# What to produce
Please find all lines in the data that hold the string "with" and copy them.

** start of Input rows **

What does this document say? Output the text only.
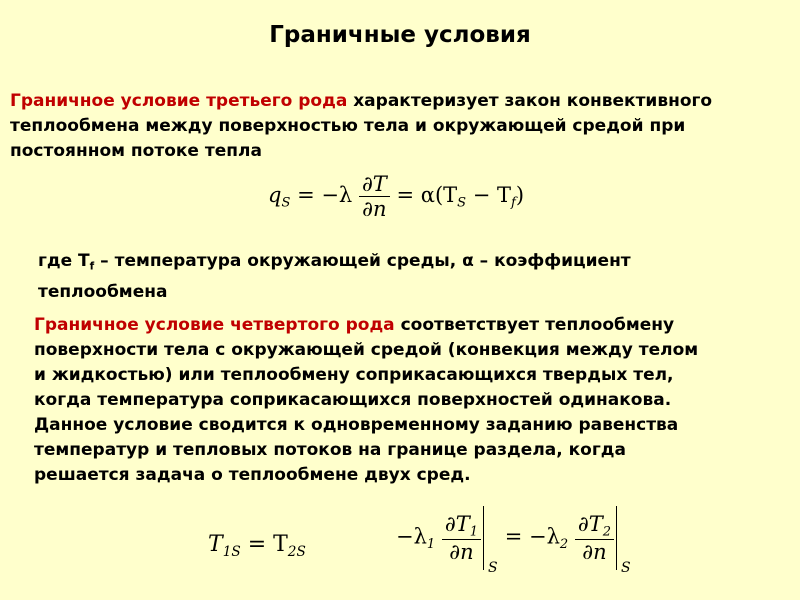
Граничные условия
Граничное условие третьего рода характеризует закон конвективного
теплообмена между поверхностью тела и окружающей средой при
постоянном потоке тепла
$q_S = -\lambda \frac{\partial T}{\partial n} = \alpha(T_S - T_f)$
где $T_f$ – температура окружающей среды, α – коэффициент
теплообмена
Граничное условие четвертого рода соответствует теплообмену
поверхности тела с окружающей средой (конвекция между телом
и жидкостью) или теплообмену соприкасающихся твердых тел,
когда температура соприкасающихся поверхностей одинакова.
Данное условие сводится к одновременному заданию равенства
температур и тепловых потоков на границе раздела, когда
решается задача о теплообмене двух сред.
$T_{1S} = T_{2S}$
$-\lambda_1 \frac{\partial T_1}{\partial n}$
S
= $-\lambda_2 \frac{\partial T_2}{\partial n}$
S
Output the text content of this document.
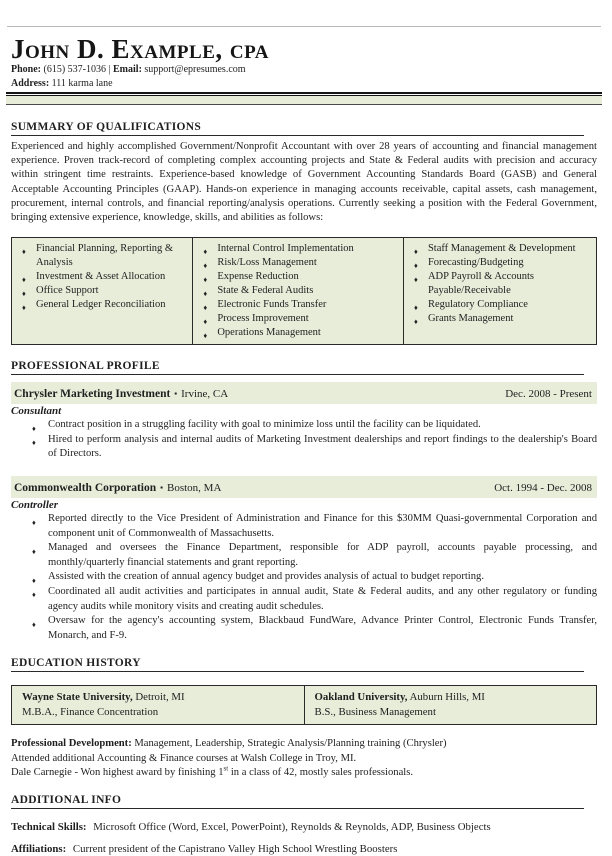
John D. Example, cpa
Phone: (615) 537-1036 | Email: support@epresumes.com
Address: 111 karma lane
SUMMARY OF QUALIFICATIONS

Experienced and highly accomplished Government/Nonprofit Accountant with over 28 years of accounting and financial management experience. Proven track-record of completing complex accounting projects and State & Federal audits with precision and accuracy within stringent time restraints. Experience-based knowledge of Government Accounting Standards Board (GASB) and General Acceptable Accounting Principles (GAAP). Hands-on experience in managing accounts receivable, capital assets, cash management, procurement, internal controls, and financial reporting/analysis operations. Currently seeking a position with the Federal Government, bringing extensive experience, knowledge, skills, and abilities as follows:

♦ Financial Planning, Reporting & Analysis
♦ Investment & Asset Allocation
♦ Office Support
♦ General Ledger Reconciliation

♦ Internal Control Implementation
♦ Risk/Loss Management
♦ Expense Reduction
♦ State & Federal Audits
♦ Electronic Funds Transfer
♦ Process Improvement
♦ Operations Management

♦ Staff Management & Development
♦ Forecasting/Budgeting
♦ ADP Payroll & Accounts Payable/Receivable
♦ Regulatory Compliance
♦ Grants Management
PROFESSIONAL PROFILE
Chrysler Marketing Investment ▪ Irvine, CA	Dec. 2008 - Present
Consultant
♦ Contract position in a struggling facility with goal to minimize loss until the facility can be liquidated.
♦ Hired to perform analysis and internal audits of Marketing Investment dealerships and report findings to the dealership's Board of Directors.
Commonwealth Corporation ▪ Boston, MA	Oct. 1994 - Dec. 2008
Controller
♦ Reported directly to the Vice President of Administration and Finance for this $30MM Quasi-governmental Corporation and component unit of Commonwealth of Massachusetts.
♦ Managed and oversees the Finance Department, responsible for ADP payroll, accounts payable processing, and monthly/quarterly financial statements and grant reporting.
♦ Assisted with the creation of annual agency budget and provides analysis of actual to budget reporting.
♦ Coordinated all audit activities and participates in annual audit, State & Federal audits, and any other regulatory or funding agency audits while monitory visits and creating audit schedules.
♦ Oversaw for the agency's accounting system, Blackbaud FundWare, Advance Printer Control, Electronic Funds Transfer, Monarch, and F-9.
EDUCATION HISTORY
Wayne State University, Detroit, MI
M.B.A., Finance Concentration

Oakland University, Auburn Hills, MI
B.S., Business Management

Professional Development: Management, Leadership, Strategic Analysis/Planning training (Chrysler)
Attended additional Accounting & Finance courses at Walsh College in Troy, MI.
Dale Carnegie - Won highest award by finishing 1st in a class of 42, mostly sales professionals.

ADDITIONAL INFO
Technical Skills: Microsoft Office (Word, Excel, PowerPoint), Reynolds & Reynolds, ADP, Business Objects
Affiliations: Current president of the Capistrano Valley High School Wrestling Boosters
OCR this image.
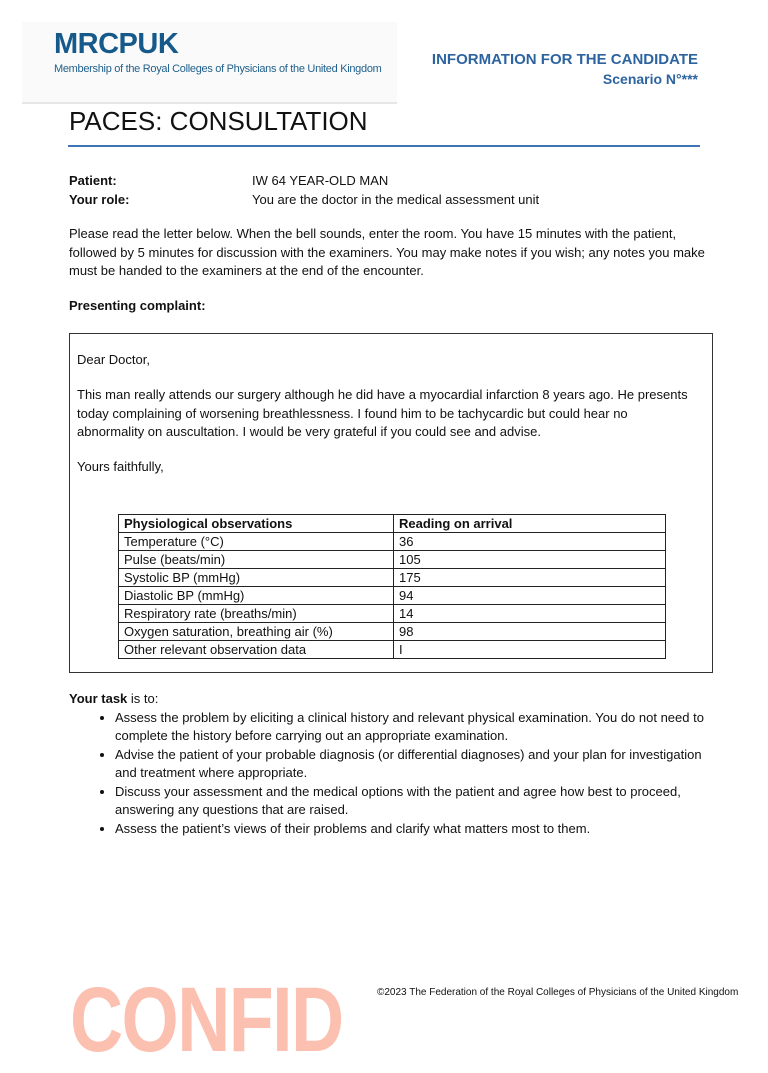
MRCPUK
Membership of the Royal Colleges of Physicians of the United Kingdom
INFORMATION FOR THE CANDIDATE
Scenario N°***
PACES: CONSULTATION
Patient:	IW 64 YEAR-OLD MAN
Your role:	You are the doctor in the medical assessment unit
Please read the letter below. When the bell sounds, enter the room. You have 15 minutes with the patient, followed by 5 minutes for discussion with the examiners. You may make notes if you wish; any notes you make must be handed to the examiners at the end of the encounter.
Presenting complaint:
Dear Doctor,
This man really attends our surgery although he did have a myocardial infarction 8 years ago. He presents today complaining of worsening breathlessness. I found him to be tachycardic but could hear no abnormality on auscultation. I would be very grateful if you could see and advise.
Yours faithfully,
Physiological observations	Reading on arrival
Temperature (°C)	36
Pulse (beats/min)	105
Systolic BP (mmHg)	175
Diastolic BP (mmHg)	94
Respiratory rate (breaths/min)	14
Oxygen saturation, breathing air (%)	98
Other relevant observation data	I
Your task is to:
• Assess the problem by eliciting a clinical history and relevant physical examination. You do not need to complete the history before carrying out an appropriate examination.
• Advise the patient of your probable diagnosis (or differential diagnoses) and your plan for investigation and treatment where appropriate.
• Discuss your assessment and the medical options with the patient and agree how best to proceed, answering any questions that are raised.
• Assess the patient’s views of their problems and clarify what matters most to them.
CONFID	©2023 The Federation of the Royal Colleges of Physicians of the United Kingdom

** end of Input rows **

# Completed exercise
Experienced and highly accomplished Government/Nonprofit Accountant with over 28 years of accounting and financial management experience. Proven track-record of completing complex accounting projects and State & Federal audits with precision and accuracy within stringent time restraints. Experience-based knowledge of Government Accounting Standards Board (GASB) and General Acceptable Accounting Principles (GAAP). Hands-on experience in managing accounts receivable, capital assets, cash management, procurement, internal controls, and financial reporting/analysis operations. Currently seeking a position with the Federal Government, bringing extensive experience, knowledge, skills, and abilities as follows:
♦ Contract position in a struggling facility with goal to minimize loss until the facility can be liquidated.
♦ Assisted with the creation of annual agency budget and provides analysis of actual to budget reporting.
Please read the letter below. When the bell sounds, enter the room. You have 15 minutes with the patient, followed by 5 minutes for discussion with the examiners. You may make notes if you wish; any notes you make must be handed to the examiners at the end of the encounter.
• Discuss your assessment and the medical options with the patient and agree how best to proceed, answering any questions that are raised.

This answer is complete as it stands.